Collected data:

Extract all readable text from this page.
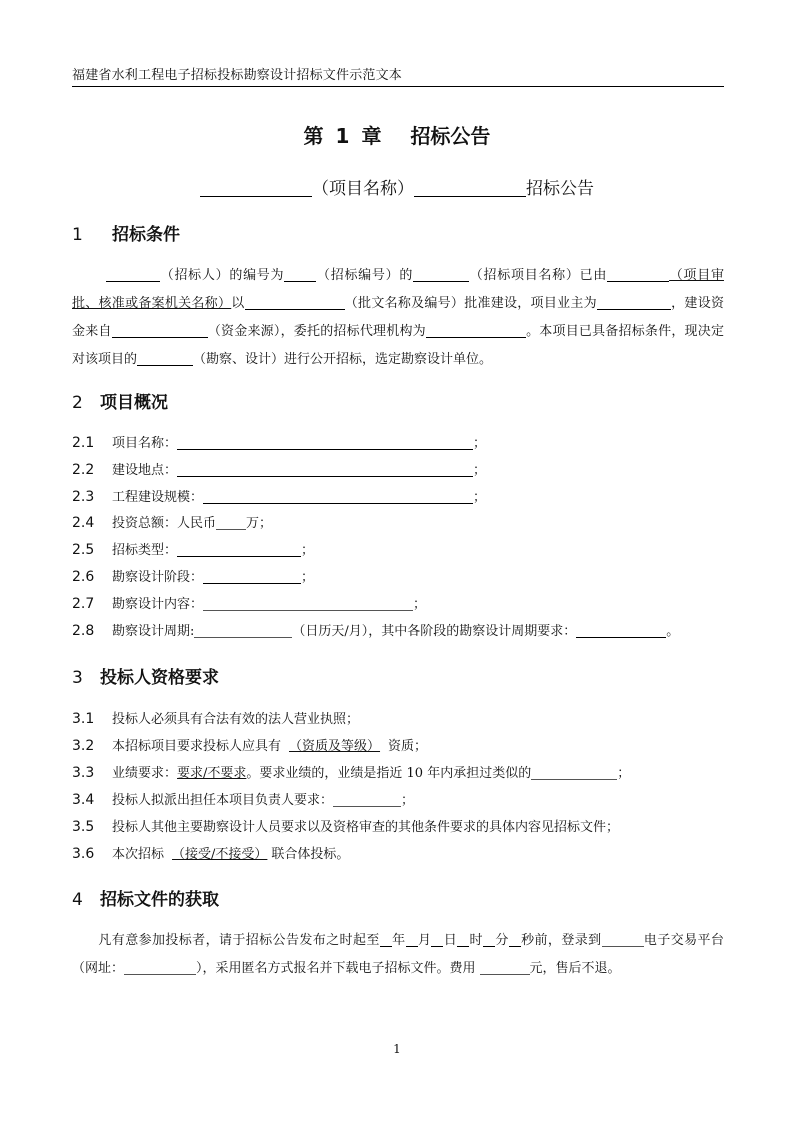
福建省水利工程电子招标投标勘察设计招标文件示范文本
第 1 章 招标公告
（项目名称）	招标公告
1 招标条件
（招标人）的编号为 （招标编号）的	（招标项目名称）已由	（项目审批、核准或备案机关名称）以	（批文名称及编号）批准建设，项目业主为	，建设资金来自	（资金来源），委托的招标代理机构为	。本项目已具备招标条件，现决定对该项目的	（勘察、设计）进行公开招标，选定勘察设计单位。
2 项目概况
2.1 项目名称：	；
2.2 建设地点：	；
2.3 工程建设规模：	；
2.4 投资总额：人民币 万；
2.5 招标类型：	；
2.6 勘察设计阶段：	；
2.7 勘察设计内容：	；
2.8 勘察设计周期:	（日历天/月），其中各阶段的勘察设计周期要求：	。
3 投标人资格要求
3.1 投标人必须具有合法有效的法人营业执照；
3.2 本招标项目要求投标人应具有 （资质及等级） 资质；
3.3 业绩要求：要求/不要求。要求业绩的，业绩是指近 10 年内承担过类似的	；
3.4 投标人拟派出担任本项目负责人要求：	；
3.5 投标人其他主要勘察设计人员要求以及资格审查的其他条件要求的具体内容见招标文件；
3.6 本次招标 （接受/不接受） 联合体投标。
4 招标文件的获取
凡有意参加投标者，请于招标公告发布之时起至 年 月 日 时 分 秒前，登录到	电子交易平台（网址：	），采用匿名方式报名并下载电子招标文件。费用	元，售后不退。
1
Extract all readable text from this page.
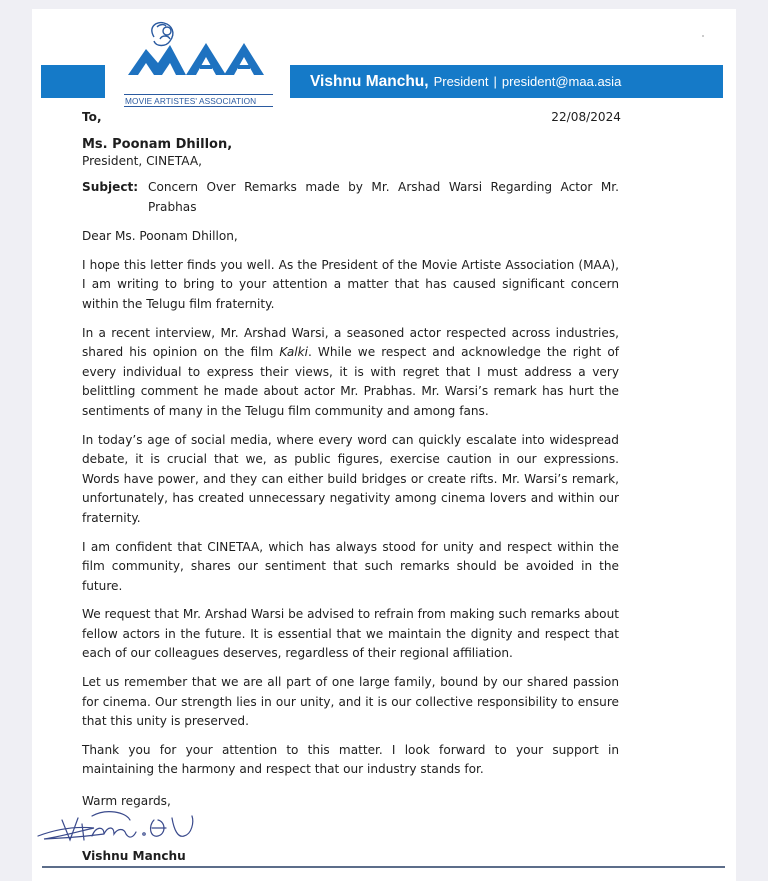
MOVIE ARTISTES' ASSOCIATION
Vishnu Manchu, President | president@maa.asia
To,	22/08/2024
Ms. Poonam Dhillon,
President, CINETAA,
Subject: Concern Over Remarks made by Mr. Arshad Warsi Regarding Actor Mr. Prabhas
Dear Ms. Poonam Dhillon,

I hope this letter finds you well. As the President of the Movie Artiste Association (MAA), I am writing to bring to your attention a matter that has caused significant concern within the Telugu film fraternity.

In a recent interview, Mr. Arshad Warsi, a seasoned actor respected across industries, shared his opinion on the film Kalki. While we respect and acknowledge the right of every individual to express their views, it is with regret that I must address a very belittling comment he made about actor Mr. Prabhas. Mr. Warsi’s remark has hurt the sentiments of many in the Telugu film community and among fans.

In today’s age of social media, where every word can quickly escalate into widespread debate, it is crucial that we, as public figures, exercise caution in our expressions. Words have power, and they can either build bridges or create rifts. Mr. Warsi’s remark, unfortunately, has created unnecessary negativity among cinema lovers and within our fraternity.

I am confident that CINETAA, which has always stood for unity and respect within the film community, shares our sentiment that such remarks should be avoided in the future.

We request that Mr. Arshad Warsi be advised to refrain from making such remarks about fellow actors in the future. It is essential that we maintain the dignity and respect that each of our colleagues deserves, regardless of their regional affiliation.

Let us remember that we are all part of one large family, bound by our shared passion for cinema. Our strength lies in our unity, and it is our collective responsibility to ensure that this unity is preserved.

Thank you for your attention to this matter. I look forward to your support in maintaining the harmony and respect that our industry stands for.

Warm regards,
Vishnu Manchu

> Aim of the task
Restate the data above word for word. Do not include the images.

> Problem solution
Extract all readable text from this page.
福建省水利工程电子招标投标勘察设计招标文件示范文本
第 1 章 招标公告
（项目名称）	招标公告
1 招标条件
（招标人）的编号为 （招标编号）的	（招标项目名称）已由	（项目审批、核准或备案机关名称）以	（批文名称及编号）批准建设，项目业主为	，建设资金来自	（资金来源），委托的招标代理机构为	。本项目已具备招标条件，现决定对该项目的	（勘察、设计）进行公开招标，选定勘察设计单位。
2 项目概况
2.1 项目名称：	；
2.2 建设地点：	；
2.3 工程建设规模：	；
2.4 投资总额：人民币 万；
2.5 招标类型：	；
2.6 勘察设计阶段：	；
2.7 勘察设计内容：	；
2.8 勘察设计周期:	（日历天/月），其中各阶段的勘察设计周期要求：	。
3 投标人资格要求
3.1 投标人必须具有合法有效的法人营业执照；
3.2 本招标项目要求投标人应具有 （资质及等级） 资质；
3.3 业绩要求：要求/不要求。要求业绩的，业绩是指近 10 年内承担过类似的	；
3.4 投标人拟派出担任本项目负责人要求：	；
3.5 投标人其他主要勘察设计人员要求以及资格审查的其他条件要求的具体内容见招标文件；
3.6 本次招标 （接受/不接受） 联合体投标。
4 招标文件的获取
凡有意参加投标者，请于招标公告发布之时起至 年 月 日 时 分 秒前，登录到	电子交易平台（网址：	），采用匿名方式报名并下载电子招标文件。费用	元，售后不退。
1
Extract all readable text from this page.
MOVIE ARTISTES' ASSOCIATION
Vishnu Manchu, President | president@maa.asia
To,	22/08/2024
Ms. Poonam Dhillon,
President, CINETAA,
Subject: Concern Over Remarks made by Mr. Arshad Warsi Regarding Actor Mr. Prabhas
Dear Ms. Poonam Dhillon,

I hope this letter finds you well. As the President of the Movie Artiste Association (MAA), I am writing to bring to your attention a matter that has caused significant concern within the Telugu film fraternity.

In a recent interview, Mr. Arshad Warsi, a seasoned actor respected across industries, shared his opinion on the film Kalki. While we respect and acknowledge the right of every individual to express their views, it is with regret that I must address a very belittling comment he made about actor Mr. Prabhas. Mr. Warsi’s remark has hurt the sentiments of many in the Telugu film community and among fans.

In today’s age of social media, where every word can quickly escalate into widespread debate, it is crucial that we, as public figures, exercise caution in our expressions. Words have power, and they can either build bridges or create rifts. Mr. Warsi’s remark, unfortunately, has created unnecessary negativity among cinema lovers and within our fraternity.

I am confident that CINETAA, which has always stood for unity and respect within the film community, shares our sentiment that such remarks should be avoided in the future.

We request that Mr. Arshad Warsi be advised to refrain from making such remarks about fellow actors in the future. It is essential that we maintain the dignity and respect that each of our colleagues deserves, regardless of their regional affiliation.

Let us remember that we are all part of one large family, bound by our shared passion for cinema. Our strength lies in our unity, and it is our collective responsibility to ensure that this unity is preserved.

Thank you for your attention to this matter. I look forward to your support in maintaining the harmony and respect that our industry stands for.

Warm regards,
Vishnu Manchu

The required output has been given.